Copy out the lines of every record below, leaving each one unchanged.

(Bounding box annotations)
=======

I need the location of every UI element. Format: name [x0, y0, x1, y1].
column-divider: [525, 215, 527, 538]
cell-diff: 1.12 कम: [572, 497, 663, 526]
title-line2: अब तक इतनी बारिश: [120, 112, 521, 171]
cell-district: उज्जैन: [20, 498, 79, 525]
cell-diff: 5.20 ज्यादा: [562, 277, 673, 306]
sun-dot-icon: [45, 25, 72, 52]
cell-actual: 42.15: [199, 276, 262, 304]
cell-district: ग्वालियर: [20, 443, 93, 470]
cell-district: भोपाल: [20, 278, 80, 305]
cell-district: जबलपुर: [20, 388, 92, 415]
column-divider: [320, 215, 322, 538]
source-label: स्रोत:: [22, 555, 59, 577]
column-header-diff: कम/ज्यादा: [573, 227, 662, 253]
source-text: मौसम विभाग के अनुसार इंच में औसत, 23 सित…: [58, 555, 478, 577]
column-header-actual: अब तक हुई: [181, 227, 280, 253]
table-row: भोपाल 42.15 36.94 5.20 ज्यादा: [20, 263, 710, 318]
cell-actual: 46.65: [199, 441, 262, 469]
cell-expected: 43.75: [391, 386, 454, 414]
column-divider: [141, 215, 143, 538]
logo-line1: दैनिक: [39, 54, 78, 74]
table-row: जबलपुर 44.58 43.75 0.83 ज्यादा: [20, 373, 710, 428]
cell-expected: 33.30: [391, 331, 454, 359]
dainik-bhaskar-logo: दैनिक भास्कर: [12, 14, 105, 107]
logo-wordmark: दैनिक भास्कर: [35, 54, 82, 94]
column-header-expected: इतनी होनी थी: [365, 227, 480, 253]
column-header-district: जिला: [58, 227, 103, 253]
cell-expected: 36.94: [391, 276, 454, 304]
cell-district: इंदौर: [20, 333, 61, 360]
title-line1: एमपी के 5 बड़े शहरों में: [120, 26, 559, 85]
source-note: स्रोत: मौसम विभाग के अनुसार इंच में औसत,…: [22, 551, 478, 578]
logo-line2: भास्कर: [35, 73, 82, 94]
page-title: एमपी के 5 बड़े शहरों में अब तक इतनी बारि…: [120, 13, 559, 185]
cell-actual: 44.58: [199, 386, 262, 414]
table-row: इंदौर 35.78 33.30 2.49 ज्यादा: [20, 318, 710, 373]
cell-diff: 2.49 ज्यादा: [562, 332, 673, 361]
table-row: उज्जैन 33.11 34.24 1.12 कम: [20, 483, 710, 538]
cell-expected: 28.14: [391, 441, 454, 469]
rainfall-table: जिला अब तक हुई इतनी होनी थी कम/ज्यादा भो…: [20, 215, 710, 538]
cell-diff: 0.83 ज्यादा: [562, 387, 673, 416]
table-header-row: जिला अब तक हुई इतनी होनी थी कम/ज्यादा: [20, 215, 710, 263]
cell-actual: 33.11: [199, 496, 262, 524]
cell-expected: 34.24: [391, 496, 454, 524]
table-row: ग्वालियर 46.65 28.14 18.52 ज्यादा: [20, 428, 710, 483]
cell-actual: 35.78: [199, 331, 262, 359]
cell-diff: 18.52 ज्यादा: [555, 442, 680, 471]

=======

### Task output
I need the location of every UI element. Format: name [x0, y0, x1, y1].
column-divider: [525, 215, 527, 538]
cell-diff: 1.12 कम: [572, 497, 663, 526]
title-line2: अब तक इतनी बारिश: [120, 112, 521, 171]
cell-district: उज्जैन: [20, 498, 79, 525]
cell-diff: 5.20 ज्यादा: [562, 277, 673, 306]
sun-dot-icon: [45, 25, 72, 52]
cell-actual: 42.15: [199, 276, 262, 304]
cell-district: ग्वालियर: [20, 443, 93, 470]
cell-district: भोपाल: [20, 278, 80, 305]
cell-district: जबलपुर: [20, 388, 92, 415]
column-divider: [320, 215, 322, 538]
source-label: स्रोत:: [22, 555, 59, 577]
column-header-diff: कम/ज्यादा: [573, 227, 662, 253]
source-text: मौसम विभाग के अनुसार इंच में औसत, 23 सित…: [58, 555, 478, 577]
column-header-actual: अब तक हुई: [181, 227, 280, 253]
table-row: भोपाल 42.15 36.94 5.20 ज्यादा: [20, 263, 710, 318]
cell-actual: 46.65: [199, 441, 262, 469]
cell-expected: 43.75: [391, 386, 454, 414]
column-divider: [141, 215, 143, 538]
logo-line1: दैनिक: [39, 54, 78, 74]
table-row: जबलपुर 44.58 43.75 0.83 ज्यादा: [20, 373, 710, 428]
cell-expected: 33.30: [391, 331, 454, 359]
dainik-bhaskar-logo: दैनिक भास्कर: [12, 14, 105, 107]
logo-wordmark: दैनिक भास्कर: [35, 54, 82, 94]
column-header-expected: इतनी होनी थी: [365, 227, 480, 253]
column-header-district: जिला: [58, 227, 103, 253]
cell-expected: 36.94: [391, 276, 454, 304]
cell-district: इंदौर: [20, 333, 61, 360]
title-line1: एमपी के 5 बड़े शहरों में: [120, 26, 559, 85]
source-note: स्रोत: मौसम विभाग के अनुसार इंच में औसत,…: [22, 551, 478, 578]
logo-line2: भास्कर: [35, 73, 82, 94]
page-title: एमपी के 5 बड़े शहरों में अब तक इतनी बारि…: [120, 13, 559, 185]
cell-actual: 44.58: [199, 386, 262, 414]
table-row: इंदौर 35.78 33.30 2.49 ज्यादा: [20, 318, 710, 373]
cell-diff: 2.49 ज्यादा: [562, 332, 673, 361]
table-row: उज्जैन 33.11 34.24 1.12 कम: [20, 483, 710, 538]
cell-expected: 28.14: [391, 441, 454, 469]
rainfall-table: जिला अब तक हुई इतनी होनी थी कम/ज्यादा भो…: [20, 215, 710, 538]
cell-diff: 0.83 ज्यादा: [562, 387, 673, 416]
table-header-row: जिला अब तक हुई इतनी होनी थी कम/ज्यादा: [20, 215, 710, 263]
cell-actual: 33.11: [199, 496, 262, 524]
cell-expected: 34.24: [391, 496, 454, 524]
table-row: ग्वालियर 46.65 28.14 18.52 ज्यादा: [20, 428, 710, 483]
cell-actual: 35.78: [199, 331, 262, 359]
cell-diff: 18.52 ज्यादा: [555, 442, 680, 471]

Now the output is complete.